__과제 요구사항__
자료에서 "y-tick-label: 40 <box>637 57 654 72</box>"라는 내용이 있는 줄부터 "y-tick-label: 20 <box>637 165 654 180</box>"라는 내용이 있는 줄까지, 양 끝 줄을 포함해 한 줄에 문자열 하나씩 JSON 리스트로 다시 써 주시겠어요? 빈 줄은 빼 주세요.

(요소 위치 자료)
--- --- ---

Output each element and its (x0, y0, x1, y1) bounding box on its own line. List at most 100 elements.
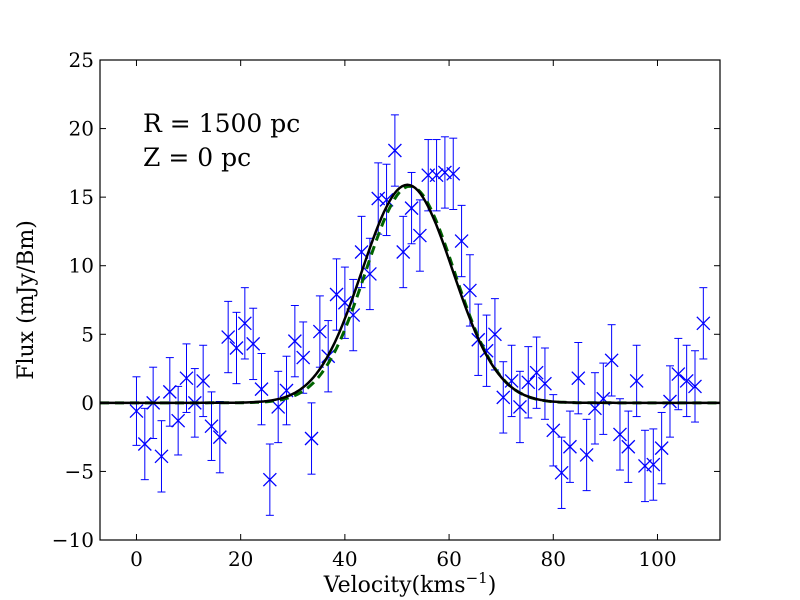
x-marker (554, 465, 569, 480)
y-tick-label: −10 (52, 528, 94, 552)
x-marker (546, 423, 561, 438)
x-marker (237, 316, 252, 331)
data-point (396, 215, 411, 289)
x-marker (229, 341, 244, 355)
fit-curve-solid (100, 183, 720, 405)
y-tick-label: 0 (81, 391, 94, 415)
x-marker (579, 448, 594, 462)
data-point (646, 428, 661, 501)
data-point (154, 420, 169, 493)
x-marker (646, 457, 661, 472)
x-marker (638, 458, 652, 473)
x-tick-label: 60 (436, 547, 461, 571)
data-point (638, 429, 652, 503)
x-marker (354, 245, 369, 259)
data-point (454, 204, 469, 278)
plot-area (100, 60, 720, 540)
axes-frame (99, 59, 721, 541)
y-axis-label: Flux (mJy/Bm) (14, 220, 39, 380)
x-marker (196, 373, 211, 388)
x-marker (171, 413, 186, 428)
data-point (254, 352, 269, 426)
x-marker (671, 367, 686, 382)
x-marker (212, 430, 227, 445)
data-point (604, 324, 619, 397)
data-point (654, 411, 669, 485)
data-point (229, 311, 244, 385)
data-point (179, 343, 194, 413)
x-marker (688, 379, 702, 394)
x-marker (287, 334, 302, 349)
x-marker (304, 431, 319, 446)
x-marker (696, 316, 711, 331)
x-marker (137, 437, 152, 451)
x-marker (604, 353, 619, 368)
x-marker (329, 287, 344, 302)
x-marker (279, 383, 294, 398)
data-point (462, 254, 477, 327)
x-tick-label: 40 (332, 547, 357, 571)
y-tick-label: −5 (65, 459, 94, 483)
x-marker (454, 234, 469, 248)
x-marker (429, 168, 444, 183)
data-point (579, 418, 594, 492)
x-marker (529, 365, 544, 380)
x-marker (462, 283, 477, 298)
data-point (137, 407, 152, 481)
annotation-height: Z = 0 pc (143, 143, 251, 172)
data-point (437, 136, 452, 209)
data-point (246, 307, 261, 381)
data-point (629, 344, 644, 418)
x-marker (404, 201, 419, 216)
x-marker (437, 165, 452, 180)
data-point (412, 199, 427, 272)
data-point (537, 347, 552, 420)
data-point (688, 350, 702, 423)
data-point (171, 385, 186, 456)
x-marker (496, 390, 511, 405)
data-point (129, 376, 144, 446)
x-marker (129, 404, 144, 419)
data-point (621, 410, 636, 483)
x-marker (179, 371, 194, 386)
x-marker (654, 441, 669, 456)
x-marker (412, 228, 427, 243)
x-marker (162, 384, 177, 399)
x-tick-label: 20 (228, 547, 253, 571)
x-marker (337, 295, 352, 310)
data-point (529, 336, 544, 409)
x-marker (562, 439, 577, 454)
x-marker (154, 449, 169, 464)
x-marker (571, 371, 586, 386)
x-tick-label: 0 (130, 547, 143, 571)
data-point (271, 370, 286, 444)
data-point (496, 361, 511, 434)
x-marker (387, 143, 402, 158)
data-point (379, 163, 394, 237)
y-tick-label: 15 (69, 185, 94, 209)
data-point (387, 114, 402, 187)
x-marker (537, 376, 552, 391)
y-tick-label: 25 (69, 48, 94, 72)
data-point (237, 287, 252, 360)
x-marker (679, 373, 694, 388)
x-marker (521, 375, 536, 390)
data-point (696, 287, 711, 360)
data-point (479, 314, 494, 387)
x-marker (204, 419, 219, 434)
x-marker (446, 166, 461, 181)
y-tick-label: 20 (69, 117, 94, 141)
data-point (613, 398, 627, 471)
x-marker (371, 191, 386, 206)
data-point (671, 337, 686, 411)
x-marker (379, 192, 394, 207)
data-point (287, 304, 302, 378)
data-point (446, 137, 461, 210)
data-point (296, 321, 311, 394)
x-marker (613, 427, 627, 442)
x-marker (396, 245, 411, 259)
x-marker (246, 336, 261, 351)
data-point (262, 443, 277, 516)
data-point (429, 139, 444, 212)
data-point (554, 436, 569, 509)
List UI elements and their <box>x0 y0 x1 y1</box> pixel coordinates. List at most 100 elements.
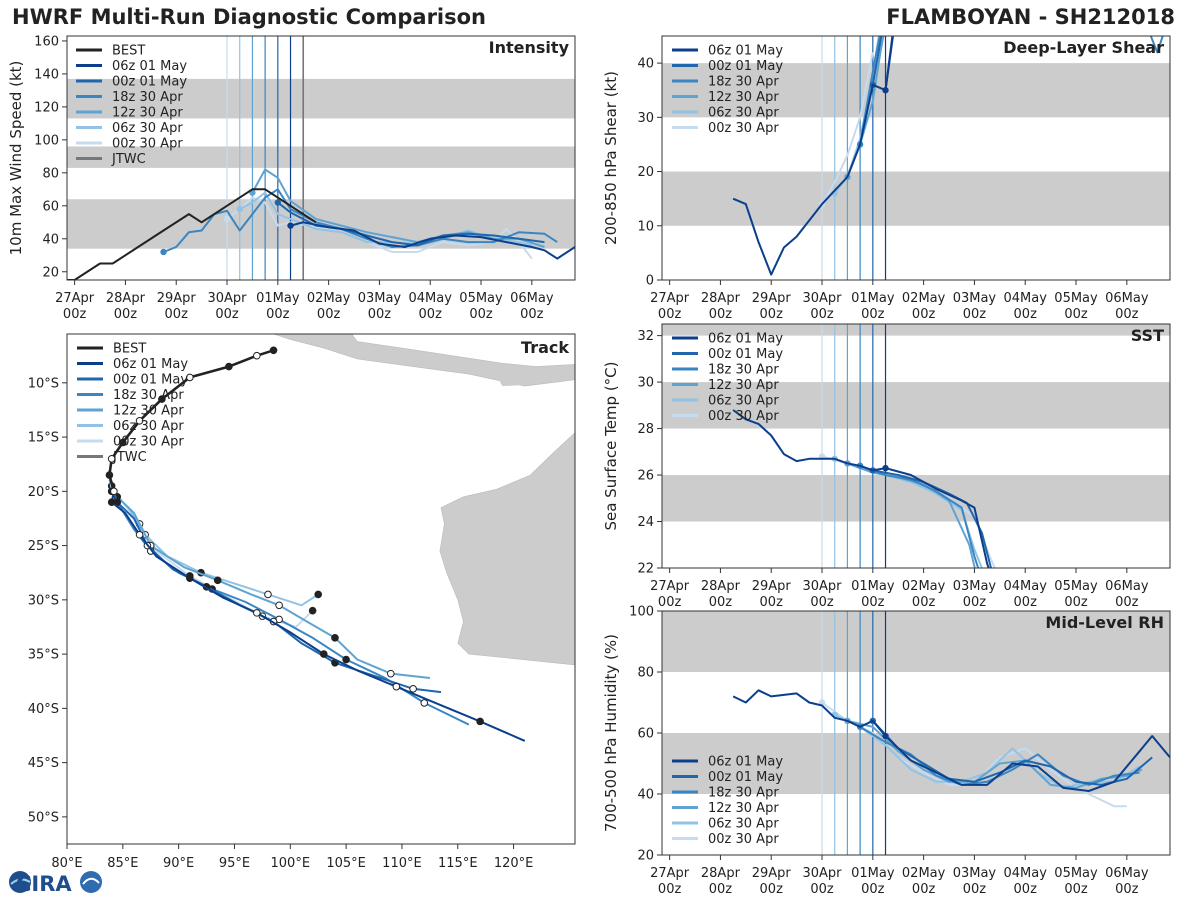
y-tick-label: 40 <box>637 57 654 72</box>
legend-entry: 06z 30 Apr <box>708 817 779 832</box>
x-tick-label: 00z <box>63 307 87 322</box>
panel-title: Mid-Level RH <box>1045 613 1164 632</box>
run-start-marker <box>160 248 167 256</box>
best-track-line <box>732 36 894 276</box>
x-tick-label: 00z <box>912 307 936 322</box>
x-tick-label: 00z <box>1064 307 1088 322</box>
y-tick-label: 0 <box>646 274 654 289</box>
x-tick-label: 02May <box>307 291 351 306</box>
legend-entry: 00z 01 May <box>708 59 783 74</box>
x-tick-label: 03May <box>358 291 402 306</box>
series-line <box>821 52 874 205</box>
globe-icon <box>9 871 31 893</box>
legend-entry: 00z 01 May <box>113 373 188 388</box>
x-tick-label: 00z <box>317 307 341 322</box>
run-start-marker <box>287 222 294 229</box>
y-tick-label: 20 <box>637 165 654 180</box>
x-tick-label: 00z <box>114 307 138 322</box>
y-axis-label: Sea Surface Temp (°C) <box>602 361 620 530</box>
series-line <box>847 719 1143 789</box>
track-marker <box>275 601 283 610</box>
track-marker <box>213 576 222 585</box>
best-track-marker <box>119 438 127 447</box>
legend-entry: 00z 30 Apr <box>708 121 779 136</box>
legend-entry: 00z 01 May <box>708 770 783 785</box>
x-tick-label: 03May <box>953 291 997 306</box>
x-tick-label: 01May <box>256 291 300 306</box>
best-track-line <box>108 349 274 492</box>
y-tick-label: 100 <box>629 605 654 620</box>
legend-entry: 18z 30 Apr <box>708 363 779 378</box>
x-tick-label: 00z <box>1115 307 1139 322</box>
y-tick-label: 30°S <box>28 593 59 608</box>
x-tick-label: 27Apr <box>650 866 690 881</box>
legend-entry: 06z 30 Apr <box>708 394 779 409</box>
y-tick-label: 40 <box>637 788 654 803</box>
x-tick-label: 85°E <box>107 856 138 871</box>
legend-entry: 00z 30 Apr <box>708 409 779 424</box>
x-tick-label: 00z <box>810 595 834 610</box>
x-tick-label: 30Apr <box>207 291 247 306</box>
track-marker <box>314 590 323 599</box>
legend-entry: JTWC <box>112 450 147 465</box>
shaded-band <box>67 146 575 168</box>
best-track-marker <box>225 362 233 371</box>
track-marker <box>331 634 339 642</box>
best-track-marker <box>253 351 261 360</box>
x-tick-label: 00z <box>709 882 733 897</box>
legend-entry: 06z 01 May <box>112 59 187 74</box>
y-tick-label: 20°S <box>28 485 59 500</box>
x-tick-label: 04May <box>409 291 453 306</box>
legend-entry: 06z 30 Apr <box>112 121 183 136</box>
y-tick-label: 30 <box>637 111 654 126</box>
legend-entry: BEST <box>113 342 146 357</box>
x-tick-label: 00z <box>658 595 682 610</box>
forecast-track <box>112 491 442 694</box>
y-tick-label: 32 <box>637 329 654 344</box>
y-tick-label: 26 <box>637 469 654 484</box>
x-tick-label: 30Apr <box>802 291 842 306</box>
x-tick-label: 80°E <box>51 856 82 871</box>
y-tick-label: 25°S <box>28 539 59 554</box>
legend-entry: 00z 01 May <box>112 75 187 90</box>
track-marker <box>186 574 194 582</box>
run-start-marker <box>223 215 231 223</box>
x-tick-label: 00z <box>658 307 682 322</box>
x-tick-label: 00z <box>861 882 885 897</box>
y-tick-label: 10°S <box>28 376 59 391</box>
y-tick-label: 50°S <box>28 810 59 825</box>
x-tick-label: 27Apr <box>650 291 690 306</box>
x-tick-label: 00z <box>963 595 987 610</box>
series-line <box>885 467 990 568</box>
run-start-marker <box>274 199 282 206</box>
y-tick-label: 60 <box>42 199 59 214</box>
series-line <box>872 469 993 568</box>
x-tick-label: 00z <box>709 307 733 322</box>
y-tick-label: 80 <box>42 166 59 181</box>
cira-logo-text: CIRA <box>16 872 72 896</box>
x-tick-label: 00z <box>760 882 784 897</box>
legend-entry: 18z 30 Apr <box>708 786 779 801</box>
legend-entry: BEST <box>112 44 145 59</box>
legend-entry: 12z 30 Apr <box>708 90 779 105</box>
land-mass <box>496 376 525 387</box>
track-marker <box>409 685 417 693</box>
series-line <box>290 221 575 260</box>
legend-entry: 00z 01 May <box>708 347 783 362</box>
shaded-band <box>662 171 1170 226</box>
shaded-band <box>662 324 1170 336</box>
main-title: HWRF Multi-Run Diagnostic Comparison <box>12 5 487 29</box>
series-line <box>871 36 883 85</box>
legend-entry: 18z 30 Apr <box>708 75 779 90</box>
x-tick-label: 00z <box>1014 307 1038 322</box>
legend-entry: 06z 30 Apr <box>708 106 779 121</box>
track-marker <box>135 530 144 539</box>
x-tick-label: 100°E <box>271 856 311 871</box>
track-marker <box>264 590 272 599</box>
best-track-marker <box>110 487 118 496</box>
track-marker <box>308 606 317 615</box>
track-marker <box>392 682 401 691</box>
panel-title: SST <box>1131 326 1164 345</box>
x-tick-label: 00z <box>912 882 936 897</box>
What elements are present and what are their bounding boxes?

--- --- ---

__과제 답안__
[
  "y-tick-label: 40 <box>637 57 654 72</box>",
  "legend-entry: 06z 30 Apr <box>708 817 779 832</box>",
  "x-tick-label: 00z <box>63 307 87 322</box>",
  "panel-title: Mid-Level RH <box>1045 613 1164 632</box>",
  "run-start-marker <box>160 248 167 256</box>",
  "best-track-line <box>732 36 894 276</box>",
  "x-tick-label: 00z <box>912 307 936 322</box>",
  "x-tick-label: 00z <box>1064 307 1088 322</box>",
  "y-tick-label: 0 <box>646 274 654 289</box>",
  "x-tick-label: 02May <box>307 291 351 306</box>",
  "legend-entry: 00z 01 May <box>708 59 783 74</box>",
  "x-tick-label: 03May <box>358 291 402 306</box>",
  "series-line <box>821 52 874 205</box>",
  "globe-icon <box>9 871 31 893</box>",
  "legend-entry: 00z 01 May <box>113 373 188 388</box>",
  "x-tick-label: 00z <box>317 307 341 322</box>",
  "run-start-marker <box>287 222 294 229</box>",
  "y-tick-label: 20 <box>637 165 654 180</box>"
]